WHAT TO DO
Using the listing below, select the lines with the word "this" and copy them.

(Stored entries)

** START **

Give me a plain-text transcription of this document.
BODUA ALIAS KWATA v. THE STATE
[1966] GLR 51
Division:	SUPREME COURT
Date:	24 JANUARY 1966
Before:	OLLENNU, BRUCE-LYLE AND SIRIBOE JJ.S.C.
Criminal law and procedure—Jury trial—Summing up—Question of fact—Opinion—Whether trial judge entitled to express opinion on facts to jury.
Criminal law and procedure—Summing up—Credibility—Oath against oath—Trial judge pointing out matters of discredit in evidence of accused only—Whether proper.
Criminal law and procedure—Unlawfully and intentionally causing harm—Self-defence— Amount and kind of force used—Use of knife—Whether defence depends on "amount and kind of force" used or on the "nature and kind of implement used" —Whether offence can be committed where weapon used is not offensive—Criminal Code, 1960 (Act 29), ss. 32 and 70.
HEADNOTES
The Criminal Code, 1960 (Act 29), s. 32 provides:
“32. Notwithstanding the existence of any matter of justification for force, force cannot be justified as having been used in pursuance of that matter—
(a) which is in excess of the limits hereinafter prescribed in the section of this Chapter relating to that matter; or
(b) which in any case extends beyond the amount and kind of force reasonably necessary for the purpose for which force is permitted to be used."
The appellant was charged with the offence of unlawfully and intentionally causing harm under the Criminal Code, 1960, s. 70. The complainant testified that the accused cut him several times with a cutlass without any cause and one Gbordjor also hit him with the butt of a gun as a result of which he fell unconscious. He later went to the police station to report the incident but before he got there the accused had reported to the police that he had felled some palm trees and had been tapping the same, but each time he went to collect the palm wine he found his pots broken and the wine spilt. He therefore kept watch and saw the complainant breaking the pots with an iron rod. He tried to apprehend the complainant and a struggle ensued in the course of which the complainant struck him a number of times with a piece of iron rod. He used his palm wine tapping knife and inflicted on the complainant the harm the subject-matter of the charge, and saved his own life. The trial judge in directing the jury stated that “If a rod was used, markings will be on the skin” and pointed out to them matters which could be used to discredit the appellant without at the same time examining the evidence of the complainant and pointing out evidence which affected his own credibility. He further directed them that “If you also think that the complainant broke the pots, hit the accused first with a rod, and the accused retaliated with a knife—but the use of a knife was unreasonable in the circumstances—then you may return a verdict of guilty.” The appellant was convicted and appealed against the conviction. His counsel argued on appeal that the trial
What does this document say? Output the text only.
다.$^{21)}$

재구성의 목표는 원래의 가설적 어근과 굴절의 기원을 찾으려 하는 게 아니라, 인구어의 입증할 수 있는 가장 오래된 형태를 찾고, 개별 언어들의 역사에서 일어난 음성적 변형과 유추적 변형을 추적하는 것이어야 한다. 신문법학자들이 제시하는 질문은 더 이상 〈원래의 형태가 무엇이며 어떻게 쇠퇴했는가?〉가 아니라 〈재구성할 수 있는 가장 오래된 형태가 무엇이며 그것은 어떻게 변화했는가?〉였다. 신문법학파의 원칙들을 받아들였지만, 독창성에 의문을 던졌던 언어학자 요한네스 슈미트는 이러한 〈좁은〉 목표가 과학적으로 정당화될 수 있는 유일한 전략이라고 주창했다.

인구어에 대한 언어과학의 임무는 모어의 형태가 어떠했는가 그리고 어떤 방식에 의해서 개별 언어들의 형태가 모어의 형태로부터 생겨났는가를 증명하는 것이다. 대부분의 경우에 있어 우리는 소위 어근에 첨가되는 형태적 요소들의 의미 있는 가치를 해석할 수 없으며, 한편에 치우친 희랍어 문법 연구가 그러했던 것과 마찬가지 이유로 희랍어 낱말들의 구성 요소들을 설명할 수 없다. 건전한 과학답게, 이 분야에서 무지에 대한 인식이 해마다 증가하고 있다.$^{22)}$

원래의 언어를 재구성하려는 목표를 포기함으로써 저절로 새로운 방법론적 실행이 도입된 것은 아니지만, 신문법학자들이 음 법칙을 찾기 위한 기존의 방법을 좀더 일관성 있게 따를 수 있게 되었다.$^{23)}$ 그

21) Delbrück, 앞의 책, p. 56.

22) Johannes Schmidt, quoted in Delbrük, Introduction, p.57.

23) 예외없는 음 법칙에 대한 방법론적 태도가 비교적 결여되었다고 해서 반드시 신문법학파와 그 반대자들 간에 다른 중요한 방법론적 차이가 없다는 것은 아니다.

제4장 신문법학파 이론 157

** END **

COMPLETED EXERCISE
Give me a plain-text transcription of this document.
(a) which is in excess of the limits hereinafter prescribed in the section of this Chapter relating to that matter; or
What does this document say? Output the text only.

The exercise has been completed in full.